◆ SOURCE MATERIAL:

....................

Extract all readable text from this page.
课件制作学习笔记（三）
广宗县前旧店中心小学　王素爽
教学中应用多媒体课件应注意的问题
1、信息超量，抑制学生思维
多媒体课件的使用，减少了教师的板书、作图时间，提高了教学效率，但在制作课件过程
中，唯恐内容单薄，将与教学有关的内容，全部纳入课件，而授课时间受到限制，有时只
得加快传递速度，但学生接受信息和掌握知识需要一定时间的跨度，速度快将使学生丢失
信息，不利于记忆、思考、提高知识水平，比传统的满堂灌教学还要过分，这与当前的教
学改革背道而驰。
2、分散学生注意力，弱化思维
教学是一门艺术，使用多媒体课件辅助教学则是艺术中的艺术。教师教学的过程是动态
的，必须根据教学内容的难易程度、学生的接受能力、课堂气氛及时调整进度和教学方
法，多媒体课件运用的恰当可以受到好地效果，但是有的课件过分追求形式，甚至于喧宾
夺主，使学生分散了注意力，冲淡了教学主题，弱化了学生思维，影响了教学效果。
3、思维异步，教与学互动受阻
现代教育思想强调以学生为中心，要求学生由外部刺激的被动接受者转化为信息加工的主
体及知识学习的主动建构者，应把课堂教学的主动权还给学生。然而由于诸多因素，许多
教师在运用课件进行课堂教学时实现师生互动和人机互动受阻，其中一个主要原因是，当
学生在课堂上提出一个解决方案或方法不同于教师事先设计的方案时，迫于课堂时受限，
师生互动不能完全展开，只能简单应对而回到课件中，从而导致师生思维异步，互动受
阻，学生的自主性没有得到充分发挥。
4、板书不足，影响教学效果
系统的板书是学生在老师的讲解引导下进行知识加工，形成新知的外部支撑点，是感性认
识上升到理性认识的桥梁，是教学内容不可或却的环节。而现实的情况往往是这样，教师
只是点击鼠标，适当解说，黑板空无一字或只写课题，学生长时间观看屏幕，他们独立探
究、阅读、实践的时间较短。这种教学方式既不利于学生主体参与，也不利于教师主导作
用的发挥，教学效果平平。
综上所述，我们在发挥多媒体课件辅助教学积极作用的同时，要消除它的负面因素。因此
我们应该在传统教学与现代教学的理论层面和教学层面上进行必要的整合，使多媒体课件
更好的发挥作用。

....................

Please set down the whole listing above without altering a single line.

Extract all readable text from this page.
课件制作学习笔记（三）
广宗县前旧店中心小学　王素爽
教学中应用多媒体课件应注意的问题
1、信息超量，抑制学生思维
多媒体课件的使用，减少了教师的板书、作图时间，提高了教学效率，但在制作课件过程
中，唯恐内容单薄，将与教学有关的内容，全部纳入课件，而授课时间受到限制，有时只
得加快传递速度，但学生接受信息和掌握知识需要一定时间的跨度，速度快将使学生丢失
信息，不利于记忆、思考、提高知识水平，比传统的满堂灌教学还要过分，这与当前的教
学改革背道而驰。
2、分散学生注意力，弱化思维
教学是一门艺术，使用多媒体课件辅助教学则是艺术中的艺术。教师教学的过程是动态
的，必须根据教学内容的难易程度、学生的接受能力、课堂气氛及时调整进度和教学方
法，多媒体课件运用的恰当可以受到好地效果，但是有的课件过分追求形式，甚至于喧宾
夺主，使学生分散了注意力，冲淡了教学主题，弱化了学生思维，影响了教学效果。
3、思维异步，教与学互动受阻
现代教育思想强调以学生为中心，要求学生由外部刺激的被动接受者转化为信息加工的主
体及知识学习的主动建构者，应把课堂教学的主动权还给学生。然而由于诸多因素，许多
教师在运用课件进行课堂教学时实现师生互动和人机互动受阻，其中一个主要原因是，当
学生在课堂上提出一个解决方案或方法不同于教师事先设计的方案时，迫于课堂时受限，
师生互动不能完全展开，只能简单应对而回到课件中，从而导致师生思维异步，互动受
阻，学生的自主性没有得到充分发挥。
4、板书不足，影响教学效果
系统的板书是学生在老师的讲解引导下进行知识加工，形成新知的外部支撑点，是感性认
识上升到理性认识的桥梁，是教学内容不可或却的环节。而现实的情况往往是这样，教师
只是点击鼠标，适当解说，黑板空无一字或只写课题，学生长时间观看屏幕，他们独立探
究、阅读、实践的时间较短。这种教学方式既不利于学生主体参与，也不利于教师主导作
用的发挥，教学效果平平。
综上所述，我们在发挥多媒体课件辅助教学积极作用的同时，要消除它的负面因素。因此
我们应该在传统教学与现代教学的理论层面和教学层面上进行必要的整合，使多媒体课件
更好的发挥作用。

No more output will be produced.